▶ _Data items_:
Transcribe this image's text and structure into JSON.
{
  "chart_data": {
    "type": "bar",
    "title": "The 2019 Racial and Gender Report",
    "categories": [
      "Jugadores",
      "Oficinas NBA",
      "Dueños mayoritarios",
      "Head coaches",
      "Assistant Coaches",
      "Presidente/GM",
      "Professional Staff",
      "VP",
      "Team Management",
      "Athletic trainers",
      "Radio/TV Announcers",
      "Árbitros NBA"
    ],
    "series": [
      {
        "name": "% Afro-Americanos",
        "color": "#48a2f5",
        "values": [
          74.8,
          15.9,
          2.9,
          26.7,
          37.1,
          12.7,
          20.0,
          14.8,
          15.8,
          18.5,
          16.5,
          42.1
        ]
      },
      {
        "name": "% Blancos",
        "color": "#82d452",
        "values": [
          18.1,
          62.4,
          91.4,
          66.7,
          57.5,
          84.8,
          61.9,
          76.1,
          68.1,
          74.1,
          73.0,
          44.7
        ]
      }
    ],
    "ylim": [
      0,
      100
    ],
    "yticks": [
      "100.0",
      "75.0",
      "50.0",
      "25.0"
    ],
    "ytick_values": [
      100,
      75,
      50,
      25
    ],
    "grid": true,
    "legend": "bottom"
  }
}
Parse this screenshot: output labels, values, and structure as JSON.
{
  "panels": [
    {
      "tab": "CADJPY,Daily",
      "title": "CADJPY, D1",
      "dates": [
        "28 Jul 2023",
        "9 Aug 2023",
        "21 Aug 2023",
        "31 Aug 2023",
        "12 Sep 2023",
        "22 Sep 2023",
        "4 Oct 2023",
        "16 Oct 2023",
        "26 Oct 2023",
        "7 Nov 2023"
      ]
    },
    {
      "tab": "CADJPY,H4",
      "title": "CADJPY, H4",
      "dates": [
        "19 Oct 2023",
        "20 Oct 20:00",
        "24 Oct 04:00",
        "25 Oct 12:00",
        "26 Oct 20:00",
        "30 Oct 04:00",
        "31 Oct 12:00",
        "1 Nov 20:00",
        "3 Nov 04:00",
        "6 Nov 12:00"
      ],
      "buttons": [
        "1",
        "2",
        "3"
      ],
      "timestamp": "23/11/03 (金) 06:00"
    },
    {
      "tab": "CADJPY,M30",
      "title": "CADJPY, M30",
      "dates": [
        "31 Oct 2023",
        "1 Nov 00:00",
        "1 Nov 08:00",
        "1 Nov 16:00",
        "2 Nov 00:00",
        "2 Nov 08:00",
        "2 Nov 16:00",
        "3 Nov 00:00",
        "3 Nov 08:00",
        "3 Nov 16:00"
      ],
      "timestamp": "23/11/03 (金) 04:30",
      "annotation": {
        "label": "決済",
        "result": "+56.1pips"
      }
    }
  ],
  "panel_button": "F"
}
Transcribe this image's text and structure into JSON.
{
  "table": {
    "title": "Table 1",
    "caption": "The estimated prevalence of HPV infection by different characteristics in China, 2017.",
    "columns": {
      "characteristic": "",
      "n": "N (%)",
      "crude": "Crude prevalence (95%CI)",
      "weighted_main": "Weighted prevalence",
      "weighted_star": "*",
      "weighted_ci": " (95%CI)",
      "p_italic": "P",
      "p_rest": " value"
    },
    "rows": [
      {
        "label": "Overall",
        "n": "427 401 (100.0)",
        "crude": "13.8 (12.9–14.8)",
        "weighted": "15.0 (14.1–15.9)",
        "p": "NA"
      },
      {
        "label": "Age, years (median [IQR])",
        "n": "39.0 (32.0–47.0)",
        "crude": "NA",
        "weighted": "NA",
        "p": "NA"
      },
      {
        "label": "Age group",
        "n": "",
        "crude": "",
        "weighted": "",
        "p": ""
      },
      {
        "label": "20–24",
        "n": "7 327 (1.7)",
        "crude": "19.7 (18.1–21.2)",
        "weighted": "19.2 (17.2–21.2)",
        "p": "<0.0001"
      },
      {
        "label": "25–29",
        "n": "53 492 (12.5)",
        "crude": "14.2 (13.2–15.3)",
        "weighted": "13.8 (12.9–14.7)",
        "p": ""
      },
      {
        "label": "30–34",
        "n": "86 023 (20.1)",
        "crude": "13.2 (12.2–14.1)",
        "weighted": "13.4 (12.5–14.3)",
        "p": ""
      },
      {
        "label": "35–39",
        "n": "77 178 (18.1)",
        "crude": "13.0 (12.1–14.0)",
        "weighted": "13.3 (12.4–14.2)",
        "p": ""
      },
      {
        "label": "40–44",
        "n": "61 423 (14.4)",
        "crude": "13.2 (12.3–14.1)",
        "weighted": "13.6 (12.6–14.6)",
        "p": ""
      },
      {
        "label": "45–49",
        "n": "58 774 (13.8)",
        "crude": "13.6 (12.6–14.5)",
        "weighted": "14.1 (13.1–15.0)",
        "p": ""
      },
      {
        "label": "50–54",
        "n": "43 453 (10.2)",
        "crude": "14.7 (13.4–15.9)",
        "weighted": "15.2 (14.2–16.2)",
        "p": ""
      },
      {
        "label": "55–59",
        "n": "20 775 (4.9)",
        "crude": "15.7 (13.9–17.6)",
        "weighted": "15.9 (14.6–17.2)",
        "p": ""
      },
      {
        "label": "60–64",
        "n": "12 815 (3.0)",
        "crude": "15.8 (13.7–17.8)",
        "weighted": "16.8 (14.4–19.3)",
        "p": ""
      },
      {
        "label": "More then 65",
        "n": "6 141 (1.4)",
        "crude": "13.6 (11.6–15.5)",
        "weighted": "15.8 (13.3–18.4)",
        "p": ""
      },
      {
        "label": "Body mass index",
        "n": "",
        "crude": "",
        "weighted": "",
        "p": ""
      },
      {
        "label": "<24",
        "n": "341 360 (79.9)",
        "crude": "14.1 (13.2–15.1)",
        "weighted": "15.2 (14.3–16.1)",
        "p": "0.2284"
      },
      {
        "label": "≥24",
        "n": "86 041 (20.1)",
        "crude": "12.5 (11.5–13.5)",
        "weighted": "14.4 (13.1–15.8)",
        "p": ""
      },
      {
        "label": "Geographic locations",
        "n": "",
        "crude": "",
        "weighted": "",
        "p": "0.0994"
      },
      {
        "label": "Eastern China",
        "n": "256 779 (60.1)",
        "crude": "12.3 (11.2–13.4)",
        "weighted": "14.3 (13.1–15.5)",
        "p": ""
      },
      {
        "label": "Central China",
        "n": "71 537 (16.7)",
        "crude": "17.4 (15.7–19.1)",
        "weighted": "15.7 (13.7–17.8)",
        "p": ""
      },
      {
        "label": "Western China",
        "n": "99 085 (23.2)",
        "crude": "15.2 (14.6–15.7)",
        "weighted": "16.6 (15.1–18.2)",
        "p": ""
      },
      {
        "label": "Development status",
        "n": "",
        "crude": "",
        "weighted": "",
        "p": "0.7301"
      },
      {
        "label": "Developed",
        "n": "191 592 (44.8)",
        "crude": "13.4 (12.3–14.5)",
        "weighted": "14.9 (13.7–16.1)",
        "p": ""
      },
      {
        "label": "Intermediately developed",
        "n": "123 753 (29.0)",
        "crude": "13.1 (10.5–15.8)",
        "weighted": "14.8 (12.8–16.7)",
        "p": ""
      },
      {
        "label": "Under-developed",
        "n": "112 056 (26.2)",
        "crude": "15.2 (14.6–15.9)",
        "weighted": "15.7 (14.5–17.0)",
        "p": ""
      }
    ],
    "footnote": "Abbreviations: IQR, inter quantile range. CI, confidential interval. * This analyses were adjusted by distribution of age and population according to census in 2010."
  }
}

▶ _Prompt_:
State the number of lines in the preceding entries that include the word "CADJPY". Provide nothing else.

▶ _Reply to the task_:
6